DATA FOR THIS EXERCISE:
★ ★ ★ ★

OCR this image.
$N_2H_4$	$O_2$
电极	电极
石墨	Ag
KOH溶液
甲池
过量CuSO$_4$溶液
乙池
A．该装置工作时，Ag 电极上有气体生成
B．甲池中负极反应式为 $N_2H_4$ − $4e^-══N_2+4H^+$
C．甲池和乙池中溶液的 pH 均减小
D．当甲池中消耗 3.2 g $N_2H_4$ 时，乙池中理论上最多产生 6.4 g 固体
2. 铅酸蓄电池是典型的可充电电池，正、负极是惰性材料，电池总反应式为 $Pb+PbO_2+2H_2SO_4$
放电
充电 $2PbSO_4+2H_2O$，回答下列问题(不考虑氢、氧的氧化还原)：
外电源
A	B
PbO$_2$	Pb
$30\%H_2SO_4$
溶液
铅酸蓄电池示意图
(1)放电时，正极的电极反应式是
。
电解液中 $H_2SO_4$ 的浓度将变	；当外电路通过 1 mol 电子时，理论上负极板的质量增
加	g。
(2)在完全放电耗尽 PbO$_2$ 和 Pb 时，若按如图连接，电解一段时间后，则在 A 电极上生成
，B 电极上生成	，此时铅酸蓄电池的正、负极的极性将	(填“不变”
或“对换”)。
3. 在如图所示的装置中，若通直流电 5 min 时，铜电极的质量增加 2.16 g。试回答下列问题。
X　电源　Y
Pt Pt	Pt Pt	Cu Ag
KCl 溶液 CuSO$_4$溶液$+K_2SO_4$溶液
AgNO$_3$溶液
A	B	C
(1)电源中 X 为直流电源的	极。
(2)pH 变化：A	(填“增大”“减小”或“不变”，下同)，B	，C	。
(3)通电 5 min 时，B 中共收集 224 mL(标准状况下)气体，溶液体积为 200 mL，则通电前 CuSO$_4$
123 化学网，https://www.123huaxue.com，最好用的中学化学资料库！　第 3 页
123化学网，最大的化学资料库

★ ★ ★ ★

REQUEST:
Report all lines of the data above that include the string "电极上生成".

ANSWER TO THIS PROBLEM:
(2)在完全放电耗尽 PbO$_2$ 和 Pb 时，若按如图连接，电解一段时间后，则在 A 电极上生成
，B 电极上生成	，此时铅酸蓄电池的正、负极的极性将	(填“不变”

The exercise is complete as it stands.